Quote only the lines from the one containing "Read out every word on this page." through the final line, both included, and omit the pictures.

[Saved entries]
········
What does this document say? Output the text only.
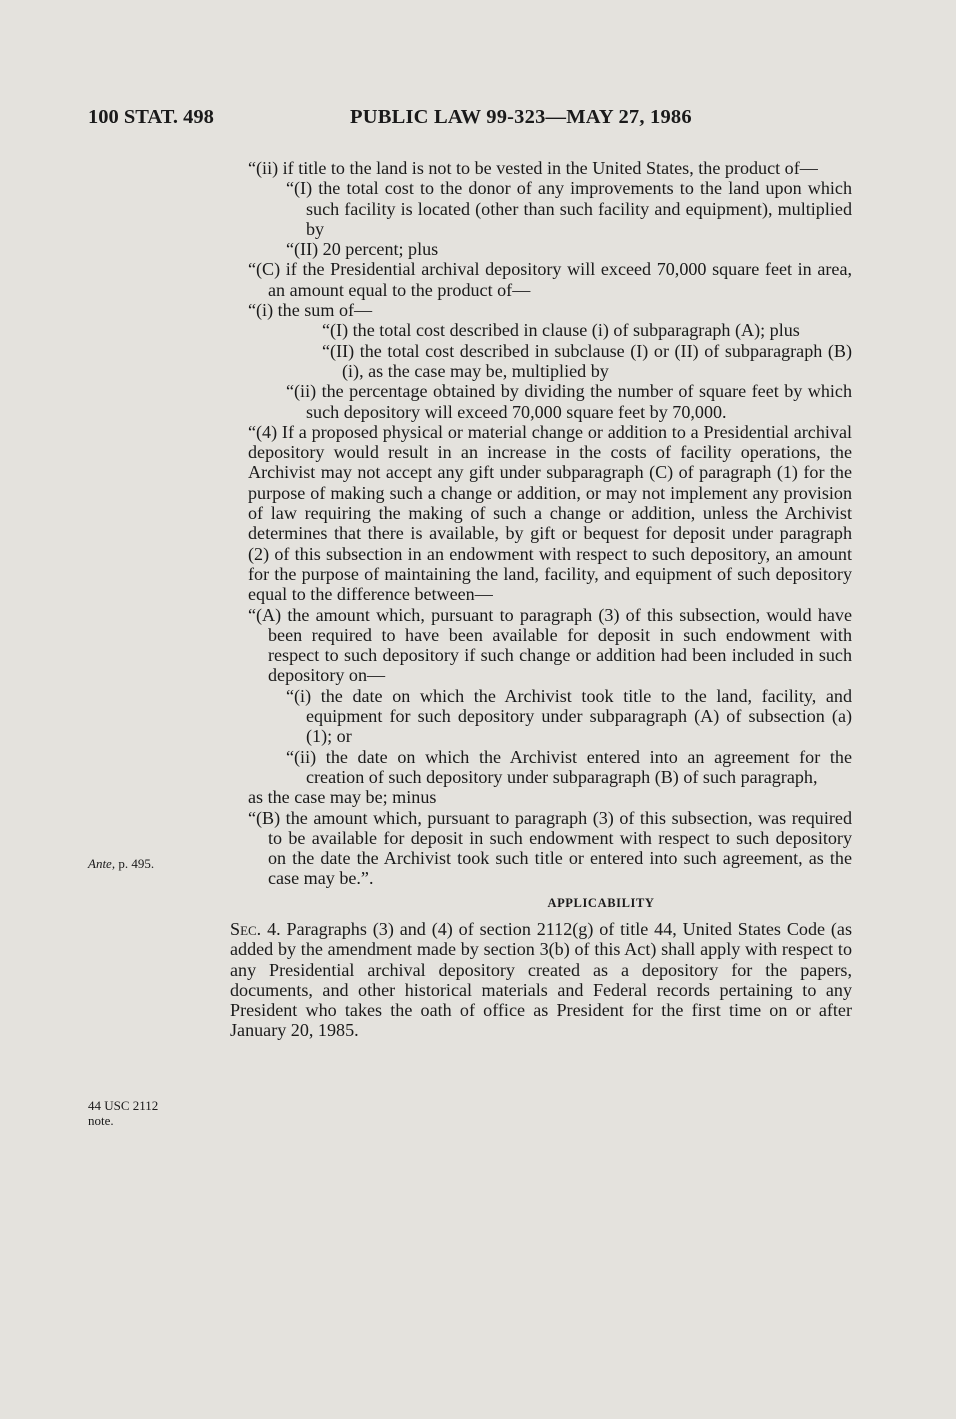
100 STAT. 498	PUBLIC LAW 99-323—MAY 27, 1986

“(ii) if title to the land is not to be vested in the United States, the product of—

“(I) the total cost to the donor of any improvements to the land upon which such facility is located (other than such facility and equipment), multiplied by

“(II) 20 percent; plus

“(C) if the Presidential archival depository will exceed 70,000 square feet in area, an amount equal to the product of—

“(i) the sum of—

“(I) the total cost described in clause (i) of subparagraph (A); plus

“(II) the total cost described in subclause (I) or (II) of subparagraph (B)(i), as the case may be, multiplied by

“(ii) the percentage obtained by dividing the number of square feet by which such depository will exceed 70,000 square feet by 70,000.

“(4) If a proposed physical or material change or addition to a Presidential archival depository would result in an increase in the costs of facility operations, the Archivist may not accept any gift under subparagraph (C) of paragraph (1) for the purpose of making such a change or addition, or may not implement any provision of law requiring the making of such a change or addition, unless the Archivist determines that there is available, by gift or bequest for deposit under paragraph (2) of this subsection in an endowment with respect to such depository, an amount for the purpose of maintaining the land, facility, and equipment of such depository equal to the difference between—

“(A) the amount which, pursuant to paragraph (3) of this subsection, would have been required to have been available for deposit in such endowment with respect to such depository if such change or addition had been included in such depository on—

“(i) the date on which the Archivist took title to the land, facility, and equipment for such depository under subparagraph (A) of subsection (a)(1); or

“(ii) the date on which the Archivist entered into an agreement for the creation of such depository under subparagraph (B) of such paragraph,

as the case may be; minus

“(B) the amount which, pursuant to paragraph (3) of this subsection, was required to be available for deposit in such endowment with respect to such depository on the date the Archivist took such title or entered into such agreement, as the case may be.”.

APPLICABILITY

Sec. 4. Paragraphs (3) and (4) of section 2112(g) of title 44, United States Code (as added by the amendment made by section 3(b) of this Act) shall apply with respect to any Presidential archival depository created as a depository for the papers, documents, and other historical materials and Federal records pertaining to any President who takes the oath of office as President for the first time on or after January 20, 1985.

Ante, p. 495.
44 USC 2112
note.
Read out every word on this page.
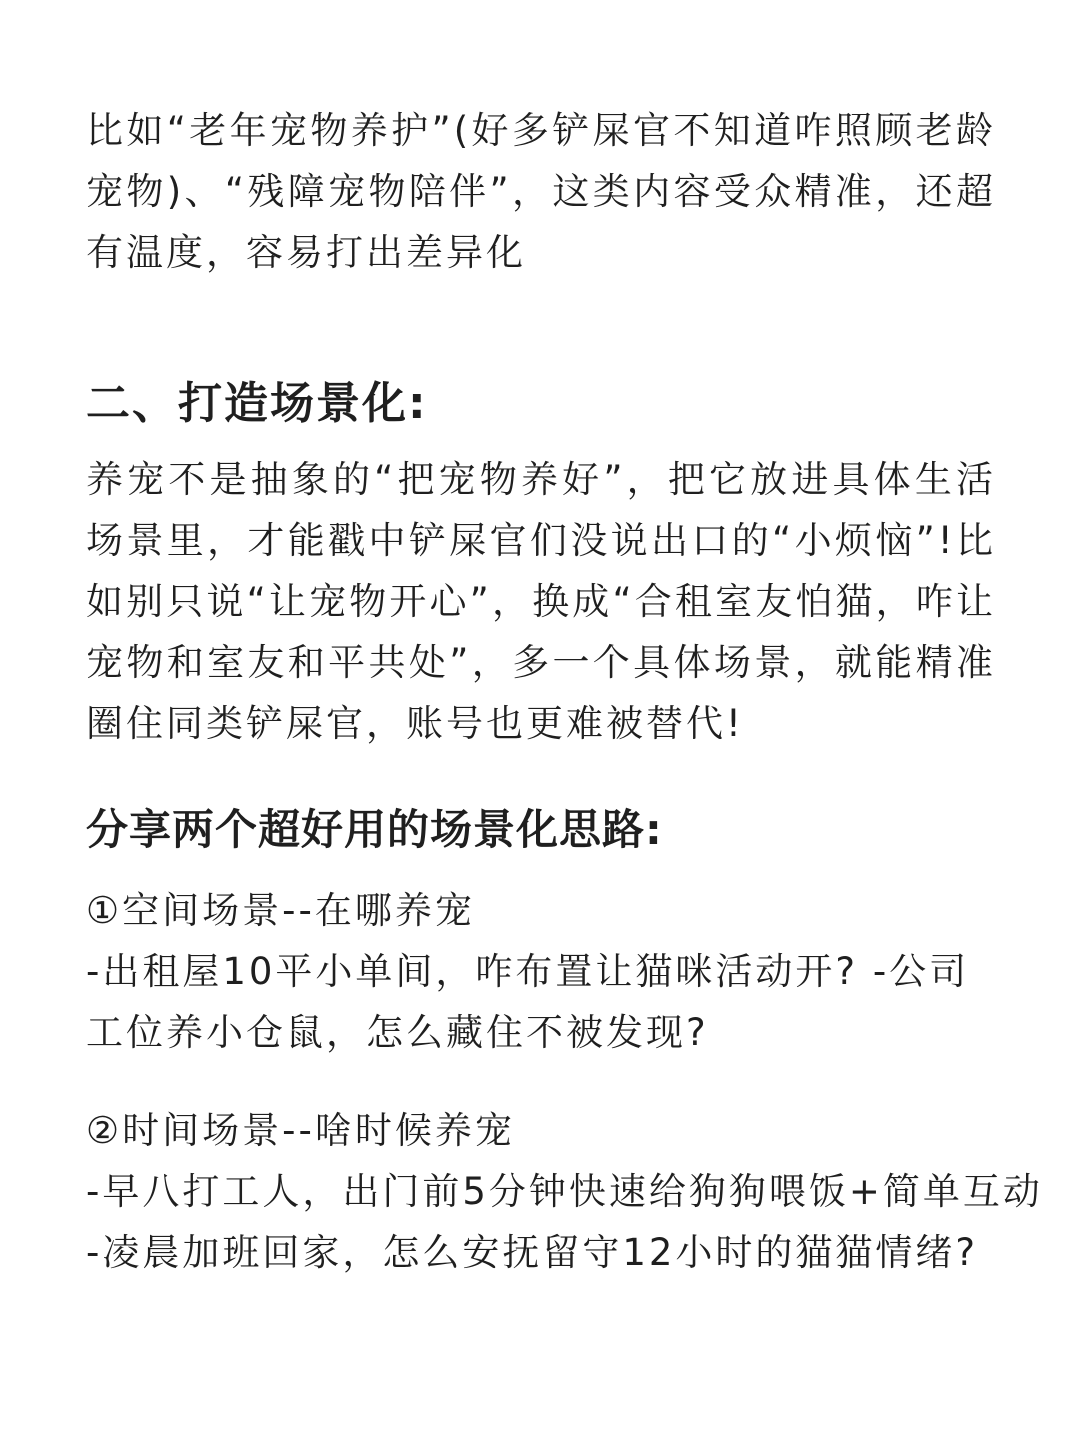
比如“老年宠物养护”(好多铲屎官不知道咋照顾老龄宠物)、“残障宠物陪伴”，这类内容受众精准，还超有温度，容易打出差异化

二、打造场景化:

养宠不是抽象的“把宠物养好”，把它放进具体生活场景里，才能戳中铲屎官们没说出口的“小烦恼”!比如别只说“让宠物开心”，换成“合租室友怕猫，咋让宠物和室友和平共处”，多一个具体场景，就能精准圈住同类铲屎官，账号也更难被替代!

分享两个超好用的场景化思路:

①空间场景--在哪养宠

-出租屋10平小单间，咋布置让猫咪活动开? -公司工位养小仓鼠，怎么藏住不被发现?

②时间场景--啥时候养宠

-早八打工人，出门前5分钟快速给狗狗喂饭+简单互动

-凌晨加班回家，怎么安抚留守12小时的猫猫情绪?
········
**SOLUTION BELOW**
Read out every word on this page.
比如“老年宠物养护”(好多铲屎官不知道咋照顾老龄宠物)、“残障宠物陪伴”，这类内容受众精准，还超有温度，容易打出差异化

二、打造场景化:

养宠不是抽象的“把宠物养好”，把它放进具体生活场景里，才能戳中铲屎官们没说出口的“小烦恼”!比如别只说“让宠物开心”，换成“合租室友怕猫，咋让宠物和室友和平共处”，多一个具体场景，就能精准圈住同类铲屎官，账号也更难被替代!

分享两个超好用的场景化思路:

①空间场景--在哪养宠

-出租屋10平小单间，咋布置让猫咪活动开? -公司工位养小仓鼠，怎么藏住不被发现?

②时间场景--啥时候养宠

-早八打工人，出门前5分钟快速给狗狗喂饭+简单互动

-凌晨加班回家，怎么安抚留守12小时的猫猫情绪?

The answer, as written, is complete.